■ **Work to do**
Return the complete listing that follows, with each line reproduced exactly.

■ **Extracted entries**
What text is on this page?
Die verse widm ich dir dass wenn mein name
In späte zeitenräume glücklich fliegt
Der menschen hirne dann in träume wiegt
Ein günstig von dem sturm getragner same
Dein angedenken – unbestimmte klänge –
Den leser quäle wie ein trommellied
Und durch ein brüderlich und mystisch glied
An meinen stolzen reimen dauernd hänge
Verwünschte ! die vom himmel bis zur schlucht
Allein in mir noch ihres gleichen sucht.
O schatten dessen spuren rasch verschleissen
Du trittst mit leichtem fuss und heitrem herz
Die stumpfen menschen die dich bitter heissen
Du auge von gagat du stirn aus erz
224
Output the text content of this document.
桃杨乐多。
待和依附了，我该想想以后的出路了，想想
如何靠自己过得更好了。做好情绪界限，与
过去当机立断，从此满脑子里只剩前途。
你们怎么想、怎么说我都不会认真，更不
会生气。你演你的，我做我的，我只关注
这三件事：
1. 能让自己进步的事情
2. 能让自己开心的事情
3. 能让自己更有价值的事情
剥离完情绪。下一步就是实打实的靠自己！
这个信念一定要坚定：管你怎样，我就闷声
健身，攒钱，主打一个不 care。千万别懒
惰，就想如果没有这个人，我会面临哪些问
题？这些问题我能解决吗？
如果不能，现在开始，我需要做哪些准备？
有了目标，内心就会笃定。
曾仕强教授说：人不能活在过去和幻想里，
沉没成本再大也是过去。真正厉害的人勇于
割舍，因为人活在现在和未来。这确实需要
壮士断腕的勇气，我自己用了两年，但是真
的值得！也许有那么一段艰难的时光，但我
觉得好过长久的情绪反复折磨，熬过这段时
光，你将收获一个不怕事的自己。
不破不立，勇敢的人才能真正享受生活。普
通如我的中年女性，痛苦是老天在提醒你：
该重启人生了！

■ **Written answer**
What text is on this page?
Die verse widm ich dir dass wenn mein name
In späte zeitenräume glücklich fliegt
Der menschen hirne dann in träume wiegt
Ein günstig von dem sturm getragner same
Dein angedenken – unbestimmte klänge –
Den leser quäle wie ein trommellied
Und durch ein brüderlich und mystisch glied
An meinen stolzen reimen dauernd hänge
Verwünschte ! die vom himmel bis zur schlucht
Allein in mir noch ihres gleichen sucht.
O schatten dessen spuren rasch verschleissen
Du trittst mit leichtem fuss und heitrem herz
Die stumpfen menschen die dich bitter heissen
Du auge von gagat du stirn aus erz
224
Output the text content of this document.
桃杨乐多。
待和依附了，我该想想以后的出路了，想想
如何靠自己过得更好了。做好情绪界限，与
过去当机立断，从此满脑子里只剩前途。
你们怎么想、怎么说我都不会认真，更不
会生气。你演你的，我做我的，我只关注
这三件事：
1. 能让自己进步的事情
2. 能让自己开心的事情
3. 能让自己更有价值的事情
剥离完情绪。下一步就是实打实的靠自己！
这个信念一定要坚定：管你怎样，我就闷声
健身，攒钱，主打一个不 care。千万别懒
惰，就想如果没有这个人，我会面临哪些问
题？这些问题我能解决吗？
如果不能，现在开始，我需要做哪些准备？
有了目标，内心就会笃定。
曾仕强教授说：人不能活在过去和幻想里，
沉没成本再大也是过去。真正厉害的人勇于
割舍，因为人活在现在和未来。这确实需要
壮士断腕的勇气，我自己用了两年，但是真
的值得！也许有那么一段艰难的时光，但我
觉得好过长久的情绪反复折磨，熬过这段时
光，你将收获一个不怕事的自己。
不破不立，勇敢的人才能真正享受生活。普
通如我的中年女性，痛苦是老天在提醒你：
该重启人生了！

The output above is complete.